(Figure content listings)

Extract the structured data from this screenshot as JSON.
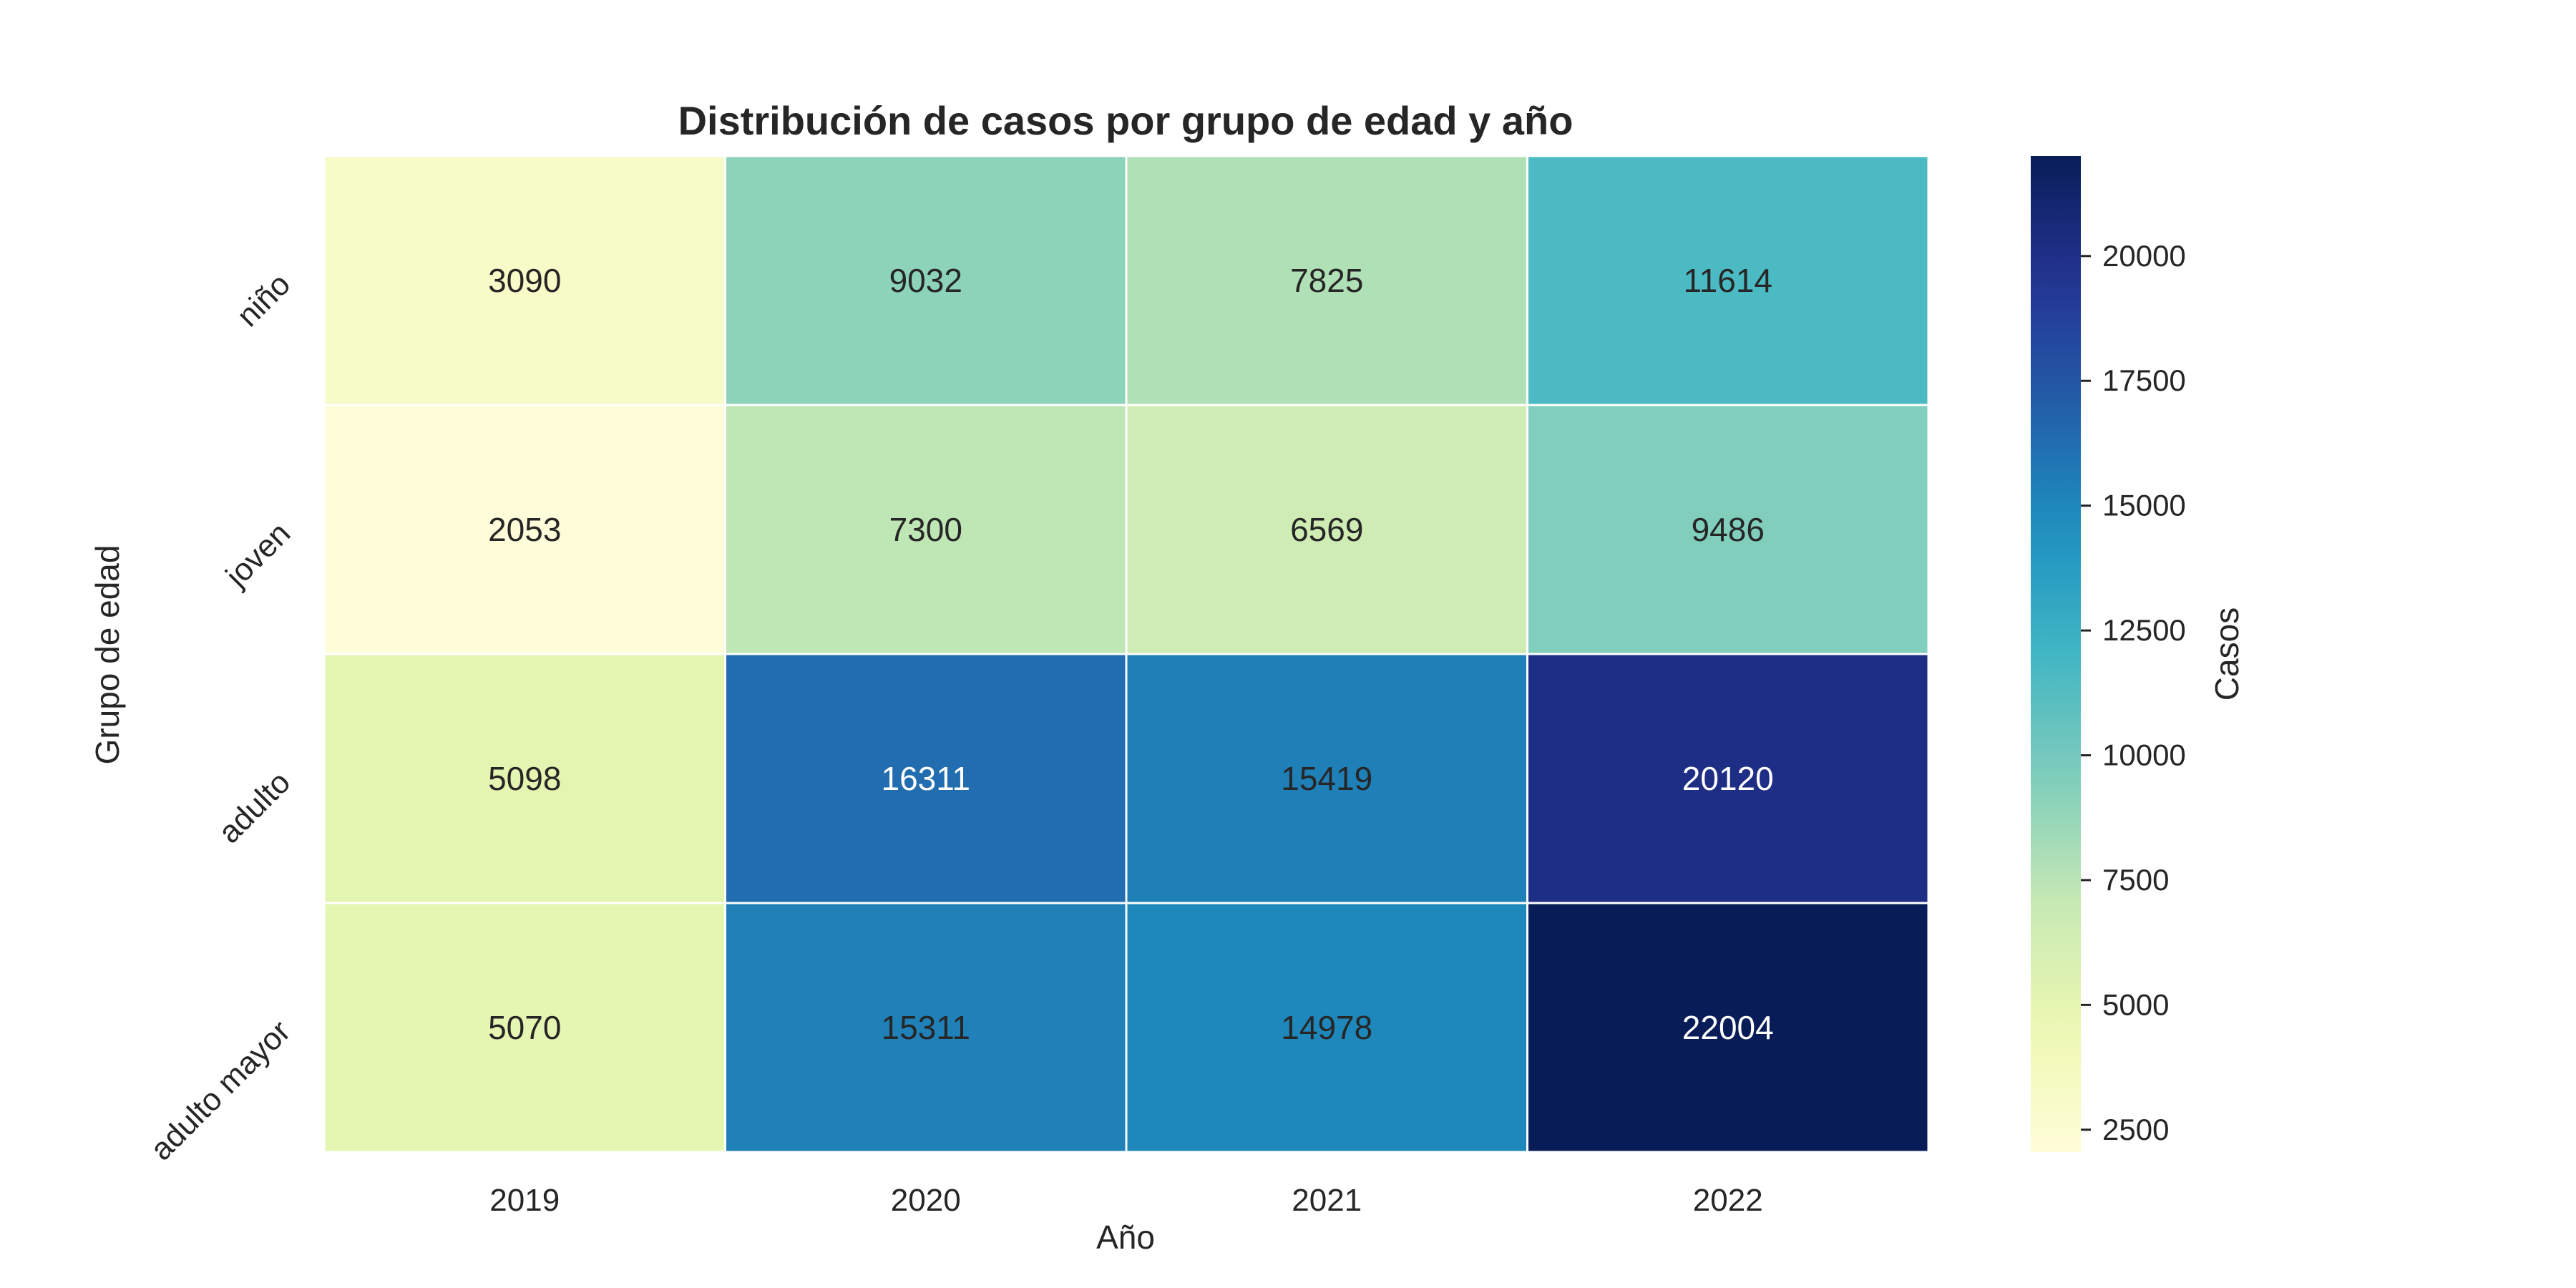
{
  "chart_data": {
    "type": "heatmap",
    "title": "Distribución de casos por grupo de edad y año",
    "xlabel": "Año",
    "ylabel": "Grupo de edad",
    "x_categories": [
      "2019",
      "2020",
      "2021",
      "2022"
    ],
    "y_categories": [
      "niño",
      "joven",
      "adulto",
      "adulto mayor"
    ],
    "values": [
      [
        3090,
        9032,
        7825,
        11614
      ],
      [
        2053,
        7300,
        6569,
        9486
      ],
      [
        5098,
        16311,
        15419,
        20120
      ],
      [
        5070,
        15311,
        14978,
        22004
      ]
    ],
    "colorbar": {
      "label": "Casos",
      "colormap": "YlGnBu",
      "range": [
        2053,
        22004
      ],
      "ticks": [
        2500,
        5000,
        7500,
        10000,
        12500,
        15000,
        17500,
        20000
      ]
    },
    "colors": {
      "light_text": "#ffffff",
      "dark_text": "#262626",
      "gridline": "#ffffff"
    }
  }
}
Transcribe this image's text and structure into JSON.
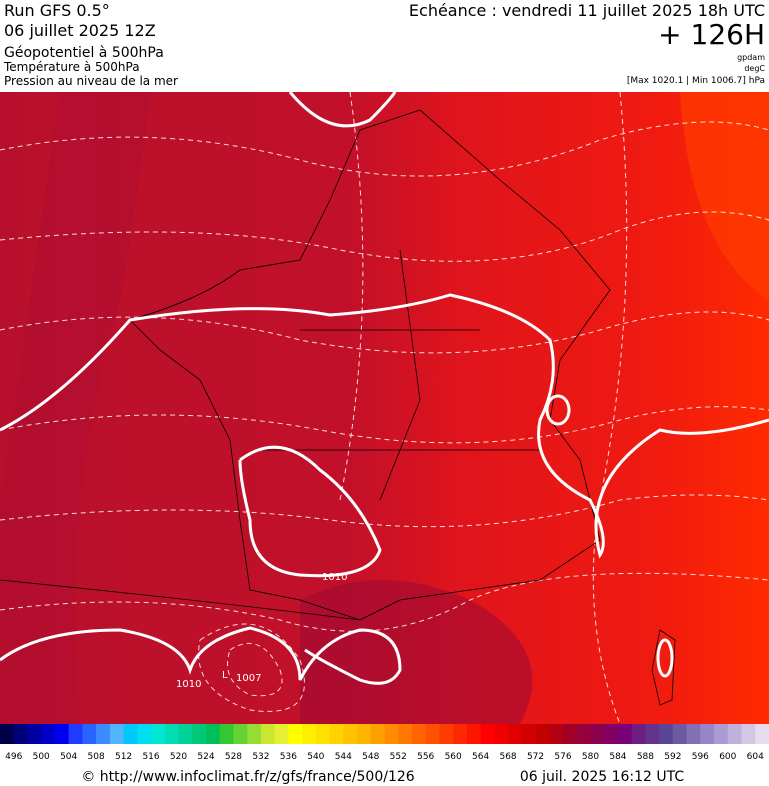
{
  "header": {
    "left": [
      "Run GFS 0.5°",
      "06 juillet 2025 12Z",
      "Géopotentiel à 500hPa",
      "Température à 500hPa",
      "Pression au niveau de la mer"
    ],
    "valid": "Echéance : vendredi 11 juillet 2025 18h UTC",
    "lead": "+ 126H",
    "units": [
      "gpdam",
      "degC"
    ],
    "range": "[Max 1020.1 | Min 1006.7] hPa"
  },
  "map": {
    "labels": [
      "1010",
      "1010",
      "L",
      "1007"
    ]
  },
  "legend": {
    "colors": [
      "#00004a",
      "#000078",
      "#0000a0",
      "#0000c8",
      "#0000f0",
      "#1e3cff",
      "#2864ff",
      "#3c8cff",
      "#50b4ff",
      "#00c8ff",
      "#00dcf0",
      "#00e6d2",
      "#00dcb4",
      "#00d296",
      "#00c878",
      "#00be5a",
      "#32c832",
      "#64d232",
      "#96dc32",
      "#c8e632",
      "#e6f032",
      "#ffff00",
      "#fff000",
      "#ffe100",
      "#ffd200",
      "#ffc300",
      "#ffb400",
      "#ffa000",
      "#ff8c00",
      "#ff7800",
      "#ff6400",
      "#ff5000",
      "#ff3c00",
      "#ff2800",
      "#ff1400",
      "#ff0000",
      "#f00000",
      "#e10000",
      "#d20000",
      "#c30000",
      "#b40014",
      "#a00028",
      "#96003c",
      "#8c0050",
      "#820064",
      "#780078",
      "#6e1e82",
      "#64328c",
      "#5a4696",
      "#6e5aa0",
      "#8270b4",
      "#9686c8",
      "#aa9cd2",
      "#beb2dc",
      "#d2c8e6",
      "#e6dcf0"
    ],
    "labels": [
      496,
      500,
      504,
      508,
      512,
      516,
      520,
      524,
      528,
      532,
      536,
      540,
      544,
      548,
      552,
      556,
      560,
      564,
      568,
      572,
      576,
      580,
      584,
      588,
      592,
      596,
      600,
      604
    ]
  },
  "footer": {
    "source": "© http://www.infoclimat.fr/z/gfs/france/500/126",
    "timestamp": "06 juil. 2025 16:12 UTC"
  }
}
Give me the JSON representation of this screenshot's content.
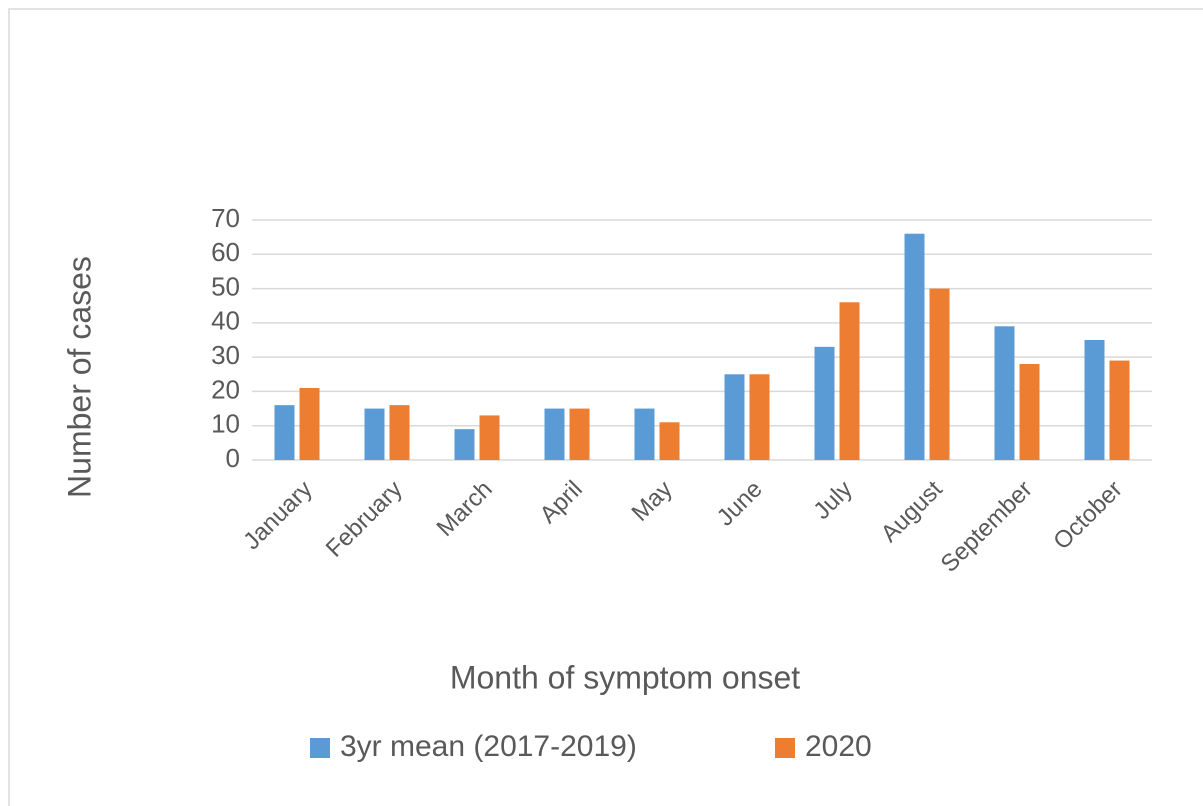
{
  "chart_data": {
    "type": "bar",
    "x_label": "Month of symptom onset",
    "y_label": "Number of cases",
    "categories": [
      "January",
      "February",
      "March",
      "April",
      "May",
      "June",
      "July",
      "August",
      "September",
      "October"
    ],
    "series": [
      {
        "name": "3yr mean (2017-2019)",
        "color": "#5b9bd5",
        "values": [
          16,
          15,
          9,
          15,
          15,
          25,
          33,
          66,
          39,
          35
        ]
      },
      {
        "name": "2020",
        "color": "#ed7d31",
        "values": [
          21,
          16,
          13,
          15,
          11,
          25,
          46,
          50,
          28,
          29
        ]
      }
    ],
    "ylim": [
      0,
      70
    ],
    "yticks": [
      0,
      10,
      20,
      30,
      40,
      50,
      60,
      70
    ],
    "grid": true,
    "legend": "bottom"
  }
}
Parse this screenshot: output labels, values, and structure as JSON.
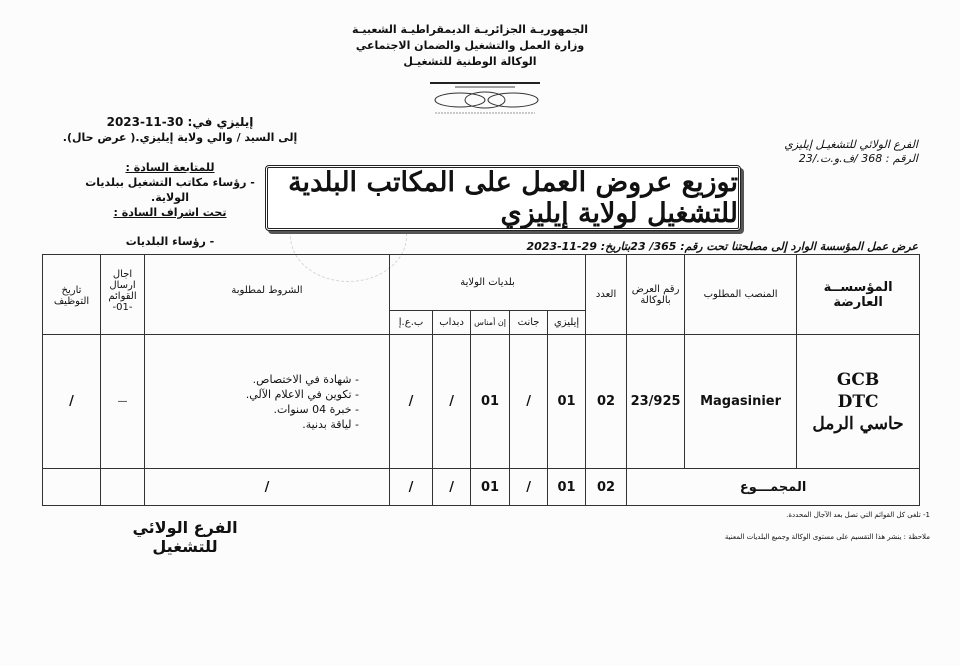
{
  "header": {
    "lines": [
      "الجمهوريـة الجزائريـة الديمقراطيـة الشعبيـة",
      "وزارة العمل والتشغيل والضمان الاجتماعي",
      "الوكالة الوطنية للتشغيـل"
    ]
  },
  "sender": {
    "branch": "الفرع الولائي للتشغيـل إيليزي",
    "ref": "الرقم :  368  /ف.و.ت./23"
  },
  "place_date": "إيليزي في: 30-11-2023",
  "recipient": "إلى السيد / والي ولاية إيليزي.( عرض حال).",
  "follow_up": {
    "label": "للمتابعة السادة :",
    "item": "- رؤساء مكاتب التشغيل ببلديات الولاية.",
    "supervision_label": "تحت اشراف السادة :",
    "supervision_item": "- رؤساء البلديات"
  },
  "title": "توزيع عروض العمل على المكاتب البلدية للتشغيل لولاية إيليزي",
  "subtitle": "عرض عمل المؤسسة الوارد إلى مصلحتنا تحت رقم: 365/ 23بتاريخ: 29-11-2023",
  "table": {
    "headers": {
      "entity": "المؤسســة العارضة",
      "post": "المنصب المطلوب",
      "offer_no": "رقم العرض بالوكالة",
      "count": "العدد",
      "communes": "بلديات الولاية",
      "commune_names": [
        "إيليزي",
        "جانت",
        "إن أمناس",
        "دبداب",
        "ب.ع.إ"
      ],
      "conditions": "الشروط لمطلوبة",
      "deadline": "اجال ارسال القوائم -01-",
      "hire_date": "تاريخ التوظيف"
    },
    "row": {
      "entity": [
        "GCB",
        "DTC",
        "حاسي الرمل"
      ],
      "post": "Magasinier",
      "offer_no": "23/925",
      "count": "02",
      "communes": [
        "01",
        "/",
        "01",
        "/",
        "/"
      ],
      "conditions": [
        "شهادة في الاختصاص.",
        "تكوين في الاعلام الآلي.",
        "خبرة 04 سنوات.",
        "لياقة بدنية."
      ],
      "deadline": "—",
      "hire_date": "/"
    },
    "total": {
      "label": "المجمـــوع",
      "count": "02",
      "communes": [
        "01",
        "/",
        "01",
        "/",
        "/"
      ],
      "conditions": "/"
    }
  },
  "footnote": "1- تلغى كل القوائم التي تصل بعد الآجال المحددة.",
  "note": "ملاحظة : ينشر هذا التقسيم على مستوى الوكالة وجميع البلديات المعنية",
  "signature": "الفرع الولائي للتشغيل"
}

* **Objective**
In the listing above, find each line with the word "العمل" and copy it.

* **Result of the exercise**
      "وزارة العمل والتشغيل والضمان الاجتماعي",
  "title": "توزيع عروض العمل على المكاتب البلدية للتشغيل لولاية إيليزي",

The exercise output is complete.